- Exercise requirements
Copy out the records precisely, omitting pictures.

- Records shown
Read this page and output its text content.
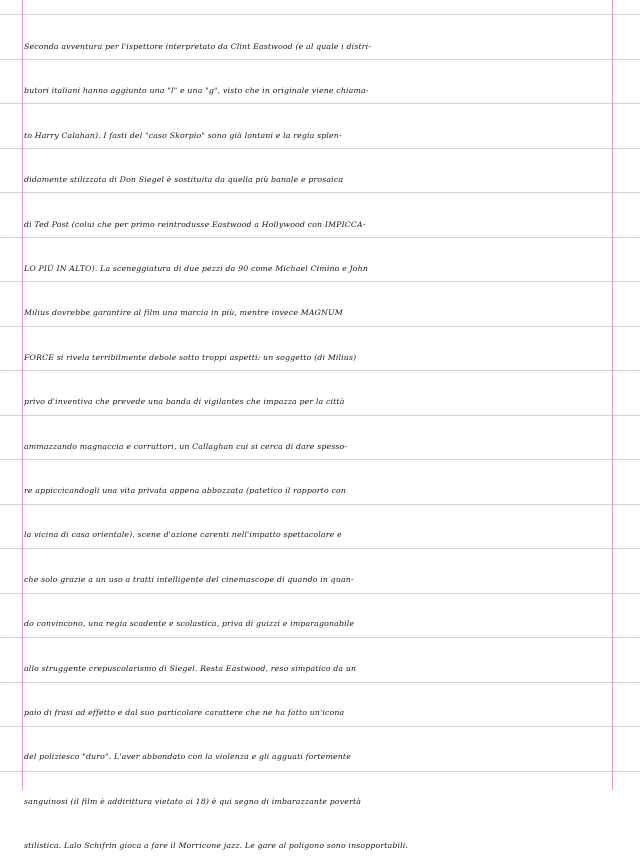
Seconda avventura per l'ispettore interpretato da Clint Eastwood (e al quale i distri-
butori italiani hanno aggiunto una "l" e una "g", visto che in originale viene chiama-
to Harry Calahan). I fasti del "caso Skorpio" sono già lontani e la regia splen-
didamente stilizzata di Don Siegel è sostituita da quella più banale e prosaica
di Ted Post (colui che per primo reintrodusse Eastwood a Hollywood con IMPICCA-
LO PIÙ IN ALTO). La sceneggiatura di due pezzi da 90 come Michael Cimino e John
Milius dovrebbe garantire al film una marcia in più, mentre invece MAGNUM
FORCE si rivela terribilmente debole sotto troppi aspetti: un soggetto (di Milius)
privo d'inventiva che prevede una banda di vigilantes che impazza per la città
ammazzando magnaccia e corruttori, un Callaghan cui si cerca di dare spesso-
re appiccicandogli una vita privata appena abbozzata (patetico il rapporto con
la vicina di casa orientale), scene d'azione carenti nell'impatto spettacolare e
che solo grazie a un uso a tratti intelligente del cinemascope di quando in quan-
do convincono, una regia scadente e scolastica, priva di guizzi e imparagonabile
allo struggente crepuscolarismo di Siegel. Resta Eastwood, reso simpatico da un
paio di frasi ad effetto e dal suo particolare carattere che ne ha fatto un'icona
del poliziesco "duro". L'aver abbondato con la violenza e gli agguati fortemente
sanguinosi (il film è addirittura vietato ai 18) è qui segno di imbarazzante povertà
stilistica. Lalo Schifrin gioca a fare il Morricone jazz. Le gare al poligono sono insopportabili.
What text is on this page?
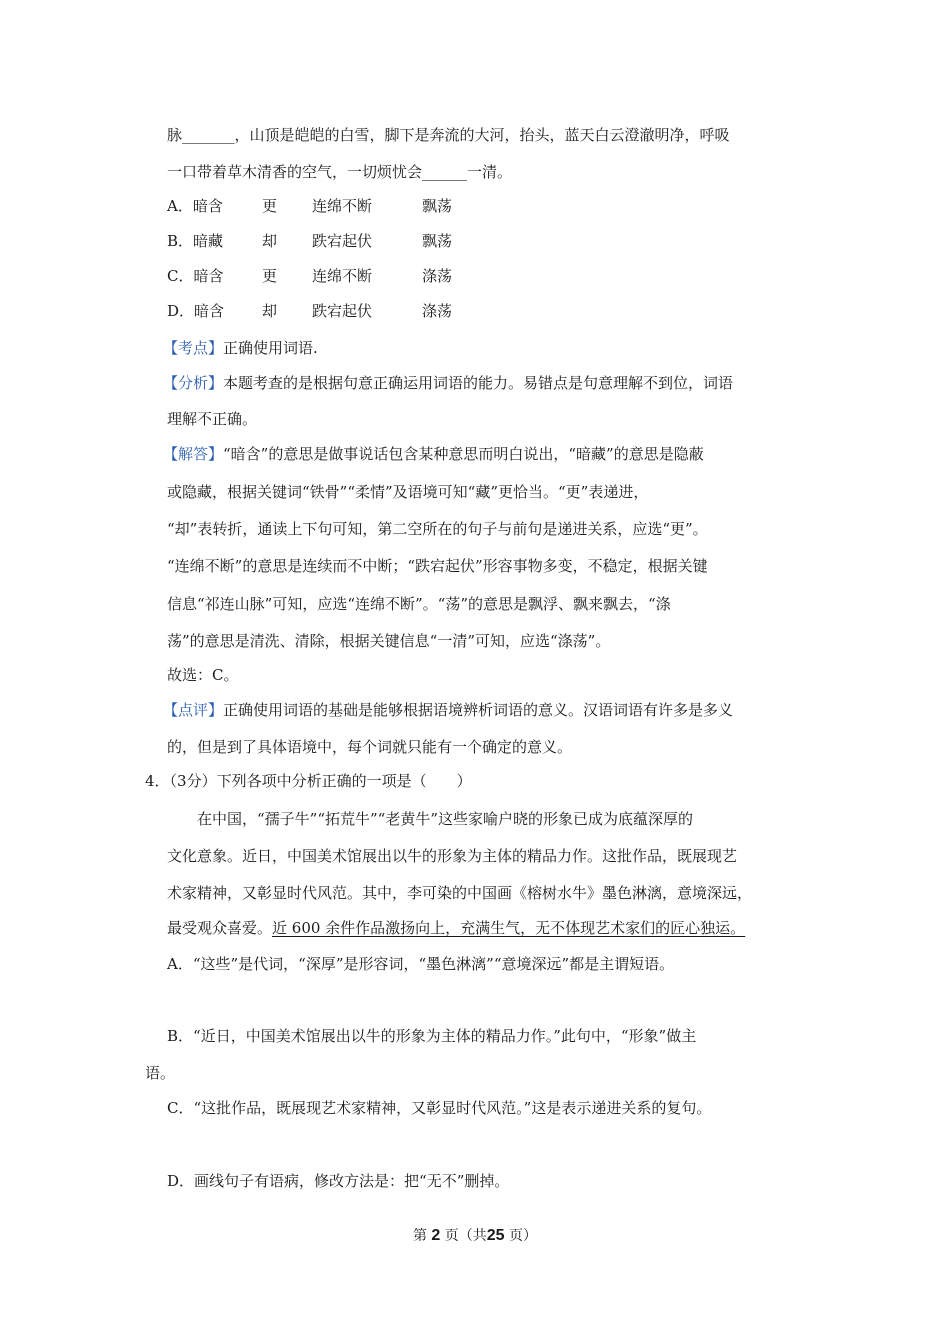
脉_______，山顶是皑皑的白雪，脚下是奔流的大河，抬头，蓝天白云澄澈明净，呼吸
一口带着草木清香的空气，一切烦忧会______一清。
A．暗含	更 连绵不断	飘荡
B．暗藏	却 跌宕起伏	飘荡
C．暗含	更 连绵不断	涤荡
D．暗含	却 跌宕起伏	涤荡
【考点】正确使用词语.
【分析】本题考查的是根据句意正确运用词语的能力。易错点是句意理解不到位，词语
理解不正确。
【解答】“暗含”的意思是做事说话包含某种意思而明白说出，“暗藏”的意思是隐蔽
或隐藏，根据关键词“铁骨”“柔情”及语境可知“藏”更恰当。“更”表递进，
“却”表转折，通读上下句可知，第二空所在的句子与前句是递进关系，应选“更”。
“连绵不断”的意思是连续而不中断；“跌宕起伏”形容事物多变，不稳定，根据关键
信息“祁连山脉”可知，应选“连绵不断”。“荡”的意思是飘浮、飘来飘去，“涤
荡”的意思是清洗、清除，根据关键信息“一清”可知，应选“涤荡”。
故选：C。
【点评】正确使用词语的基础是能够根据语境辨析词语的意义。汉语词语有许多是多义
的，但是到了具体语境中，每个词就只能有一个确定的意义。
4．（3分）下列各项中分析正确的一项是（　　）
在中国，“孺子牛”“拓荒牛”“老黄牛”这些家喻户晓的形象已成为底蕴深厚的
文化意象。近日，中国美术馆展出以牛的形象为主体的精品力作。这批作品，既展现艺
术家精神，又彰显时代风范。其中，李可染的中国画《榕树水牛》墨色淋漓，意境深远，
最受观众喜爱。近 600 余件作品激扬向上，充满生气，无不体现艺术家们的匠心独运。
A．“这些”是代词，“深厚”是形容词，“墨色淋漓”“意境深远”都是主谓短语。
B．“近日，中国美术馆展出以牛的形象为主体的精品力作。”此句中，“形象”做主
语。
C．“这批作品，既展现艺术家精神，又彰显时代风范。”这是表示递进关系的复句。
D．画线句子有语病，修改方法是：把“无不”删掉。
第 2 页（共25 页）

- Reply
Read this page and output its text content.
Seconda avventura per l'ispettore interpretato da Clint Eastwood (e al quale i distri-
butori italiani hanno aggiunto una "l" e una "g", visto che in originale viene chiama-
to Harry Calahan). I fasti del "caso Skorpio" sono già lontani e la regia splen-
didamente stilizzata di Don Siegel è sostituita da quella più banale e prosaica
di Ted Post (colui che per primo reintrodusse Eastwood a Hollywood con IMPICCA-
LO PIÙ IN ALTO). La sceneggiatura di due pezzi da 90 come Michael Cimino e John
Milius dovrebbe garantire al film una marcia in più, mentre invece MAGNUM
FORCE si rivela terribilmente debole sotto troppi aspetti: un soggetto (di Milius)
privo d'inventiva che prevede una banda di vigilantes che impazza per la città
ammazzando magnaccia e corruttori, un Callaghan cui si cerca di dare spesso-
re appiccicandogli una vita privata appena abbozzata (patetico il rapporto con
la vicina di casa orientale), scene d'azione carenti nell'impatto spettacolare e
che solo grazie a un uso a tratti intelligente del cinemascope di quando in quan-
do convincono, una regia scadente e scolastica, priva di guizzi e imparagonabile
allo struggente crepuscolarismo di Siegel. Resta Eastwood, reso simpatico da un
paio di frasi ad effetto e dal suo particolare carattere che ne ha fatto un'icona
del poliziesco "duro". L'aver abbondato con la violenza e gli agguati fortemente
sanguinosi (il film è addirittura vietato ai 18) è qui segno di imbarazzante povertà
stilistica. Lalo Schifrin gioca a fare il Morricone jazz. Le gare al poligono sono insopportabili.
What text is on this page?
脉_______，山顶是皑皑的白雪，脚下是奔流的大河，抬头，蓝天白云澄澈明净，呼吸
一口带着草木清香的空气，一切烦忧会______一清。
A．暗含	更 连绵不断	飘荡
B．暗藏	却 跌宕起伏	飘荡
C．暗含	更 连绵不断	涤荡
D．暗含	却 跌宕起伏	涤荡
【考点】正确使用词语.
【分析】本题考查的是根据句意正确运用词语的能力。易错点是句意理解不到位，词语
理解不正确。
【解答】“暗含”的意思是做事说话包含某种意思而明白说出，“暗藏”的意思是隐蔽
或隐藏，根据关键词“铁骨”“柔情”及语境可知“藏”更恰当。“更”表递进，
“却”表转折，通读上下句可知，第二空所在的句子与前句是递进关系，应选“更”。
“连绵不断”的意思是连续而不中断；“跌宕起伏”形容事物多变，不稳定，根据关键
信息“祁连山脉”可知，应选“连绵不断”。“荡”的意思是飘浮、飘来飘去，“涤
荡”的意思是清洗、清除，根据关键信息“一清”可知，应选“涤荡”。
故选：C。
【点评】正确使用词语的基础是能够根据语境辨析词语的意义。汉语词语有许多是多义
的，但是到了具体语境中，每个词就只能有一个确定的意义。
4．（3分）下列各项中分析正确的一项是（　　）
在中国，“孺子牛”“拓荒牛”“老黄牛”这些家喻户晓的形象已成为底蕴深厚的
文化意象。近日，中国美术馆展出以牛的形象为主体的精品力作。这批作品，既展现艺
术家精神，又彰显时代风范。其中，李可染的中国画《榕树水牛》墨色淋漓，意境深远，
最受观众喜爱。近 600 余件作品激扬向上，充满生气，无不体现艺术家们的匠心独运。
A．“这些”是代词，“深厚”是形容词，“墨色淋漓”“意境深远”都是主谓短语。
B．“近日，中国美术馆展出以牛的形象为主体的精品力作。”此句中，“形象”做主
语。
C．“这批作品，既展现艺术家精神，又彰显时代风范。”这是表示递进关系的复句。
D．画线句子有语病，修改方法是：把“无不”删掉。
第 2 页（共25 页）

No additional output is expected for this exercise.